Count lines with "金属面油漆" in them. Report only the total.
Exercise inputs start
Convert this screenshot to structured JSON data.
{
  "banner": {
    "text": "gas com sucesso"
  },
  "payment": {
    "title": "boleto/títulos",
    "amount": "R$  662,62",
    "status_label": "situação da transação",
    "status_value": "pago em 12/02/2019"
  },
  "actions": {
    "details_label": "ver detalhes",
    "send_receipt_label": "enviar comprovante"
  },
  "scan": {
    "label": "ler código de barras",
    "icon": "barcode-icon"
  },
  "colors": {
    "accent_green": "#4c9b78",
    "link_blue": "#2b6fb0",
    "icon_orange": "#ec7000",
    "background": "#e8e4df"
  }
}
Exercise inputs end
Exercise inputs start
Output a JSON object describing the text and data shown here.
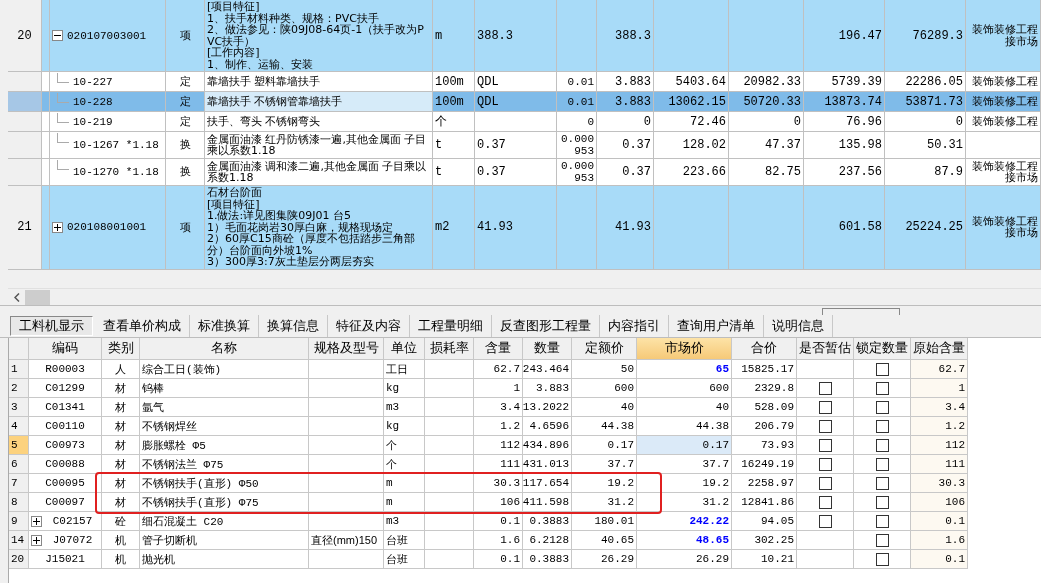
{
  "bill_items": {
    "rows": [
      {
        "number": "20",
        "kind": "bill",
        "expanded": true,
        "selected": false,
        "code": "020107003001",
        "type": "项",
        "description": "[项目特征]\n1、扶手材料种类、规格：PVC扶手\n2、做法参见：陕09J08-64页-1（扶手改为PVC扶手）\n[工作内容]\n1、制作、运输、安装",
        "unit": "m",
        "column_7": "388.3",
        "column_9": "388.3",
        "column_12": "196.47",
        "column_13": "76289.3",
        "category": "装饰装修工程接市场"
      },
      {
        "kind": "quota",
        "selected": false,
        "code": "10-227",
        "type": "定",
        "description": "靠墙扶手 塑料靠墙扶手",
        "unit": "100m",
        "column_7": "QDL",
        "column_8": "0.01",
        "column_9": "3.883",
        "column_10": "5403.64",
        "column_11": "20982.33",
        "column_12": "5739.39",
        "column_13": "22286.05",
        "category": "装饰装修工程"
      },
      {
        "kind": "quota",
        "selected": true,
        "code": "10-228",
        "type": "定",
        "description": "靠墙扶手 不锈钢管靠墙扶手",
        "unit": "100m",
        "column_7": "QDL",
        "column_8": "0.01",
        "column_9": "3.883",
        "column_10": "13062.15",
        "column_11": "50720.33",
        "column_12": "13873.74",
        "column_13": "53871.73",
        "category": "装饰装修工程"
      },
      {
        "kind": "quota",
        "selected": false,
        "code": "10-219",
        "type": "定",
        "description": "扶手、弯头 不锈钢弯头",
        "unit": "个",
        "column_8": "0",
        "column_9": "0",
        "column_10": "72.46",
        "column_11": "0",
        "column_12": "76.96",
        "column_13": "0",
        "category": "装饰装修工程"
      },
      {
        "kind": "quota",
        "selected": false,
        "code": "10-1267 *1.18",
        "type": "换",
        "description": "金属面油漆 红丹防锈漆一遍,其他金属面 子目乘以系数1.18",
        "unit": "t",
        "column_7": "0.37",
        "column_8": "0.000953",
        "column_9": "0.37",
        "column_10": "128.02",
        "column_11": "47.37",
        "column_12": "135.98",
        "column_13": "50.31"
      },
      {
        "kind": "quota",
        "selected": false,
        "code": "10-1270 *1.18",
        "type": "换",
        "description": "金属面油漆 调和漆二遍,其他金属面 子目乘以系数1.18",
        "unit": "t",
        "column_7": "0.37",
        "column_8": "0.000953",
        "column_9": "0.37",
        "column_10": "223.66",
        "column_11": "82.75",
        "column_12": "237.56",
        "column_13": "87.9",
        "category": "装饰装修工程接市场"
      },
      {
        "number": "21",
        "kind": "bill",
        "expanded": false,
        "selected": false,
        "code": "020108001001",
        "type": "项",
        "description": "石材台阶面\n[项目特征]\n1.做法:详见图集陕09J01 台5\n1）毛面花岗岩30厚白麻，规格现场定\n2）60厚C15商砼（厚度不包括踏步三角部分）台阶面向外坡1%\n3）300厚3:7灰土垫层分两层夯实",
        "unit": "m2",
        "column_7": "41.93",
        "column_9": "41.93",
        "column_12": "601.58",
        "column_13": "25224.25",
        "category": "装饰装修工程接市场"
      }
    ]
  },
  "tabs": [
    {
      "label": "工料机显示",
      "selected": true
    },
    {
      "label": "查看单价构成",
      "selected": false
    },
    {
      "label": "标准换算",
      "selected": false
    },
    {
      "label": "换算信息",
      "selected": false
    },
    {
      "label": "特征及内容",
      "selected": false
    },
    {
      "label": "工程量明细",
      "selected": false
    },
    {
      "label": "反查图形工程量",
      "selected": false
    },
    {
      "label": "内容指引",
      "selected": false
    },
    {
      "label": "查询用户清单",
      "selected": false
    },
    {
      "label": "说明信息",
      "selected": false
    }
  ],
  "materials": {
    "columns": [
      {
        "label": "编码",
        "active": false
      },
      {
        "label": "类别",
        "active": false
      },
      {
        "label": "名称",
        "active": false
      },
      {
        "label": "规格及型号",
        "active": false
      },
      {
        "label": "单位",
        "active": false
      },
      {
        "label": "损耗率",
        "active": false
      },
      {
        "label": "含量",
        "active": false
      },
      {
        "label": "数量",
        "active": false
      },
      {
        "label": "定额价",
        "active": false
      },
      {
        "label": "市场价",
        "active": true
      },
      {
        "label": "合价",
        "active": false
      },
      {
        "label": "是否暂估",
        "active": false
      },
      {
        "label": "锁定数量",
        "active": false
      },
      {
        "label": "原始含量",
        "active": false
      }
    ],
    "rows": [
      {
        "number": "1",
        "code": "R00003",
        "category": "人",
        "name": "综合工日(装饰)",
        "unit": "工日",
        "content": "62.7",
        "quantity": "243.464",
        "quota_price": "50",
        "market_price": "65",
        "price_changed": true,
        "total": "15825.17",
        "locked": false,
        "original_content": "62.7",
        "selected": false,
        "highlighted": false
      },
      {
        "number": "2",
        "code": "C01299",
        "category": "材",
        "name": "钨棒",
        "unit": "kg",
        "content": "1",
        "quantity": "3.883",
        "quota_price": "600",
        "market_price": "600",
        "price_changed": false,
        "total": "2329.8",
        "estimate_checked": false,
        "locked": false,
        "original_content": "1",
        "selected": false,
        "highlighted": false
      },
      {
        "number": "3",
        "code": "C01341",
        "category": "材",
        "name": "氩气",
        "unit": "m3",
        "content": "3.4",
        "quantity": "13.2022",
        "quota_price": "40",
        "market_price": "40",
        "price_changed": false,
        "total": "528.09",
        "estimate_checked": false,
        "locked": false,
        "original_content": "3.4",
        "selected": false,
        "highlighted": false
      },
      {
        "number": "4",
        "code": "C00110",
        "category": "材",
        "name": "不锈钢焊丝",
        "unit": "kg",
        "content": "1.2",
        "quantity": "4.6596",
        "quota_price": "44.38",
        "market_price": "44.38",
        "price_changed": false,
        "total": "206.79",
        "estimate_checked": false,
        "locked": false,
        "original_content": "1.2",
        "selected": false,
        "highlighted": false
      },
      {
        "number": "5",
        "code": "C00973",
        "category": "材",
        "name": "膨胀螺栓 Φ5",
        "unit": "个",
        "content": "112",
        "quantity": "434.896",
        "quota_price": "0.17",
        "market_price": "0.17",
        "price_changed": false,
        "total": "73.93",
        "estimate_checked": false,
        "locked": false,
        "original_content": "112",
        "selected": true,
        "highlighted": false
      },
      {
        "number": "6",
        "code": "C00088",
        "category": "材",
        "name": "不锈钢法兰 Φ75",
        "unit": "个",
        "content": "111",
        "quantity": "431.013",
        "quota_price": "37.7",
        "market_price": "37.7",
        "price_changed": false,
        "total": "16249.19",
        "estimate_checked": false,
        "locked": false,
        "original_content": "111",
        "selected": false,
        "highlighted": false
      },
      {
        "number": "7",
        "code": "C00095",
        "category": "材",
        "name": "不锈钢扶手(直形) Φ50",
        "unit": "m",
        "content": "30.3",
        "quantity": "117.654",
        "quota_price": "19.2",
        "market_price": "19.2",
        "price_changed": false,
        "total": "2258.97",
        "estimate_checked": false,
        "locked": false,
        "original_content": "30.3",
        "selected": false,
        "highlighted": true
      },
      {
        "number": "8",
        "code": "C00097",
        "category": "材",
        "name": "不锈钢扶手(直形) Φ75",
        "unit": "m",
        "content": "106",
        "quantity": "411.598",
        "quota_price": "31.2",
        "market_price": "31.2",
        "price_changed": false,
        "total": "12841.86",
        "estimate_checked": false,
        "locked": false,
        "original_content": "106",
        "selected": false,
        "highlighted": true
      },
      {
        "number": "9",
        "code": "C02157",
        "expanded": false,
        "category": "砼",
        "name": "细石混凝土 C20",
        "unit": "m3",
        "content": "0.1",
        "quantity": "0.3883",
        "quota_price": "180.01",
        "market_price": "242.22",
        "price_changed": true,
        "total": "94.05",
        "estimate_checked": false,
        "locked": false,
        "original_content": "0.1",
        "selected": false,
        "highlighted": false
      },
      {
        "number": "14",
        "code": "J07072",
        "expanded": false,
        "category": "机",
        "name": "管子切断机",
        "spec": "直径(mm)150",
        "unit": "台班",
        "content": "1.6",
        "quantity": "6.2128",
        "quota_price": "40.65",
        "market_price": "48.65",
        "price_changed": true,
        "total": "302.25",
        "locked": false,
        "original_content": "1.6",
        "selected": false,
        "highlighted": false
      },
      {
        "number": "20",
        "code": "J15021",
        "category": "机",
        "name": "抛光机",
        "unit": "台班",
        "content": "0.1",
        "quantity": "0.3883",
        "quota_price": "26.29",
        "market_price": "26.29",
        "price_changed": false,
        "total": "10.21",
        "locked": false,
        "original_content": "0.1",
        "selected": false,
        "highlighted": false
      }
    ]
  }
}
Exercise inputs end
Exercise inputs start
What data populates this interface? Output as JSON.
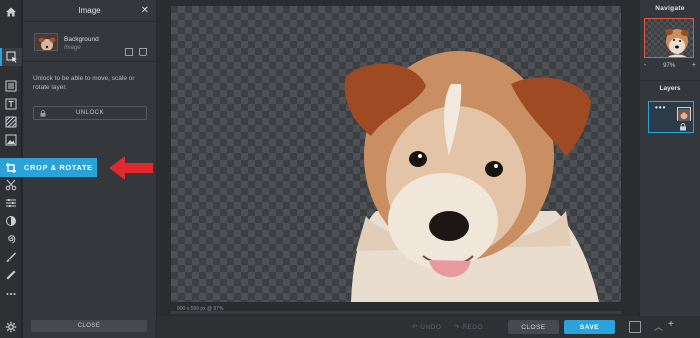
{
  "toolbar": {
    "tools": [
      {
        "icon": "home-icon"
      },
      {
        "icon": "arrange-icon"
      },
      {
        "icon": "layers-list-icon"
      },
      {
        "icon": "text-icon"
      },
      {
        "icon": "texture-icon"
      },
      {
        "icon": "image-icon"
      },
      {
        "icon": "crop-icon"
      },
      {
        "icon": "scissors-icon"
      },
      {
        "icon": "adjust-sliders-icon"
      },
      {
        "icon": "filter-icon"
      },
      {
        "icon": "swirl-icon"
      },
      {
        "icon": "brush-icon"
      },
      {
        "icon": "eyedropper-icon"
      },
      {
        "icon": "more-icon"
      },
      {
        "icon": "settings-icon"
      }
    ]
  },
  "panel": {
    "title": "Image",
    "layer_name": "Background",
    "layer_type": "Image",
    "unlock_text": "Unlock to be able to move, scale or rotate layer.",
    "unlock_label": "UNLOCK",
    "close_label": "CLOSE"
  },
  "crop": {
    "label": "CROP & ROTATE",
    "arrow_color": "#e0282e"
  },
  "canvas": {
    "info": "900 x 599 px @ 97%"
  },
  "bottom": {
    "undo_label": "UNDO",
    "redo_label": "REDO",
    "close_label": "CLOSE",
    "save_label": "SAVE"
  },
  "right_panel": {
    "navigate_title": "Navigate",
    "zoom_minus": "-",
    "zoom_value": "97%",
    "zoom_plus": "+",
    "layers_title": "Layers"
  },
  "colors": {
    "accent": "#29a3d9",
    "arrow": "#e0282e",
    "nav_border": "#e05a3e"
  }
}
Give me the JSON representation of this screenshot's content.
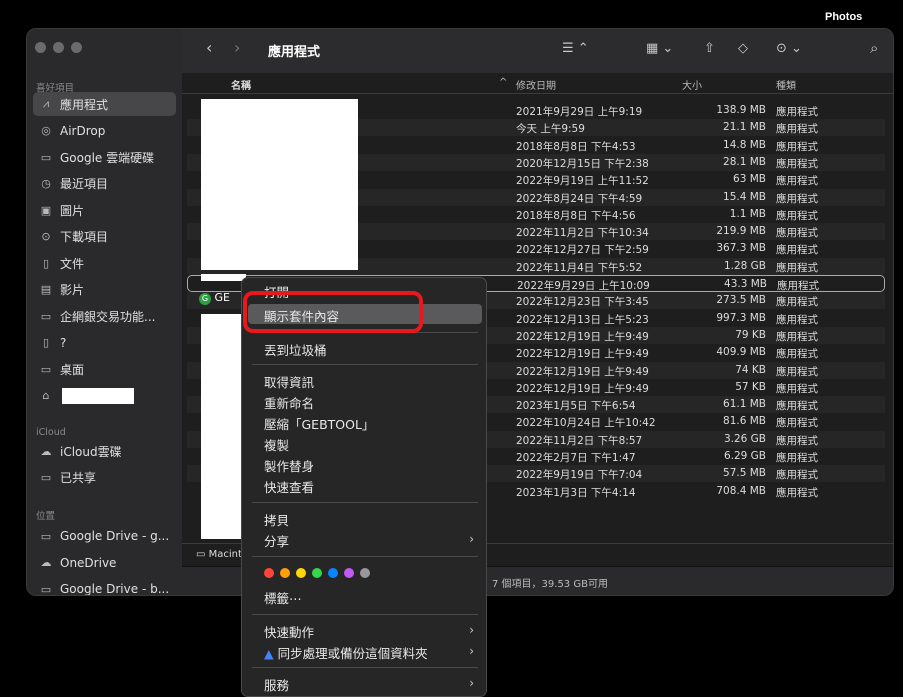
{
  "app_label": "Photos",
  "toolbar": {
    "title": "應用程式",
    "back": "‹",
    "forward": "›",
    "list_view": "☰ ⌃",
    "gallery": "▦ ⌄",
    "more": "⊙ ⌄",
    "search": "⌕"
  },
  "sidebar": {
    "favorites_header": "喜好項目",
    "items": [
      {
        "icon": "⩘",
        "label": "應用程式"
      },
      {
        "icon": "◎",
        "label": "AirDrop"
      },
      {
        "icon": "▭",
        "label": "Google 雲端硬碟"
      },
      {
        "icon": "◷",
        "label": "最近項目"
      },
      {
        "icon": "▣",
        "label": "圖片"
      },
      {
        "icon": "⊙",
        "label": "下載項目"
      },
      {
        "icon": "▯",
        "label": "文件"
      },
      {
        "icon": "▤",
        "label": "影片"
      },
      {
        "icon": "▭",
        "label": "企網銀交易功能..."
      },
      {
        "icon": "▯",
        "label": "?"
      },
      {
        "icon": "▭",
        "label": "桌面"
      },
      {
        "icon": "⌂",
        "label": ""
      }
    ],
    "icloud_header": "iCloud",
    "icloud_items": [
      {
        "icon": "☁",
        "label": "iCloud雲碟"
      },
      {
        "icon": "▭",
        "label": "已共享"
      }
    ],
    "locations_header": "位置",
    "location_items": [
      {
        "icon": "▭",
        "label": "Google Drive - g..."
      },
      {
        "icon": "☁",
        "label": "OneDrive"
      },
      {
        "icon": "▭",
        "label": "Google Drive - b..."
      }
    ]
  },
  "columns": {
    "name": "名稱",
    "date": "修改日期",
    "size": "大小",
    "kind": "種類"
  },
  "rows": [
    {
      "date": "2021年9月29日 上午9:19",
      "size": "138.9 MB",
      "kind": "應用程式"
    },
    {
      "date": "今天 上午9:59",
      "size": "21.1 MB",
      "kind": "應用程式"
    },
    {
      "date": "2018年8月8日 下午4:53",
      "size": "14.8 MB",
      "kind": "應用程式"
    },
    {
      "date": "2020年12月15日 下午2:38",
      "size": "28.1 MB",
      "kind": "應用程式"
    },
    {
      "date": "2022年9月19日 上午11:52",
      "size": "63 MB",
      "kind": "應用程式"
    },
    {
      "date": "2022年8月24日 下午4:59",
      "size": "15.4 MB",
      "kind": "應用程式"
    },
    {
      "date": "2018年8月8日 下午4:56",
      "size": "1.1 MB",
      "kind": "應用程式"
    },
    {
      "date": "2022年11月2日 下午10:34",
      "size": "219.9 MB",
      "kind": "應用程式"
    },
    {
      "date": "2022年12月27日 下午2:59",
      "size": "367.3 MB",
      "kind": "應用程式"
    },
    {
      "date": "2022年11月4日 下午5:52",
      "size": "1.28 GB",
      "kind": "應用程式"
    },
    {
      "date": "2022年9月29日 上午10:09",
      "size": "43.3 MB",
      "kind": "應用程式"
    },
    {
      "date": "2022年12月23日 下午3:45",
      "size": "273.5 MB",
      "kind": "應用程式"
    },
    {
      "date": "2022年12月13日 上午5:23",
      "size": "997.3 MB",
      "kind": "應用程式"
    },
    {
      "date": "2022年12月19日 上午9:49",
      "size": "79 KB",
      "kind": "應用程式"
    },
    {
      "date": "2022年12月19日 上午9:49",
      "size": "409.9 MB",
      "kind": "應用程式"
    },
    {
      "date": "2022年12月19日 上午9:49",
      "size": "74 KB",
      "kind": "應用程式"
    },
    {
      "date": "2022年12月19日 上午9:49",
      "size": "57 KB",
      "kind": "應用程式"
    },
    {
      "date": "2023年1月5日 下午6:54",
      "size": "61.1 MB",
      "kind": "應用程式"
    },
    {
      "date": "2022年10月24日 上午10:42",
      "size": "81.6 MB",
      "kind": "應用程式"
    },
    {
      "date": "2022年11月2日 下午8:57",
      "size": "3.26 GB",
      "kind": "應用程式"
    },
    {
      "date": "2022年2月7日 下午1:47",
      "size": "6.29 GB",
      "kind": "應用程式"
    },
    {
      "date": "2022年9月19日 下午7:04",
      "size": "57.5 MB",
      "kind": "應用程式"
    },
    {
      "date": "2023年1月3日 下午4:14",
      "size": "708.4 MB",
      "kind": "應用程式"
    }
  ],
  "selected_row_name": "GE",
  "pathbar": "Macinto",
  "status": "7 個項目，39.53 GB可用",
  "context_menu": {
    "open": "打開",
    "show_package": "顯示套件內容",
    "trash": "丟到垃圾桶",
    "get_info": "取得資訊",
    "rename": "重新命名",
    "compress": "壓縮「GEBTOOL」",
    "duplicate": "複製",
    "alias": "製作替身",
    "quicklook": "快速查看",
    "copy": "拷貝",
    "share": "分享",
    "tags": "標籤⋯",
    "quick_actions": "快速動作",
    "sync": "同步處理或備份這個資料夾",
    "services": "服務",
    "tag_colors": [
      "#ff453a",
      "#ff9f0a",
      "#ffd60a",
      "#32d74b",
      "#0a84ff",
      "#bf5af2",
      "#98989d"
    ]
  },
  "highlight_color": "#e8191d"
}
Exercise inputs end
- **The output**
2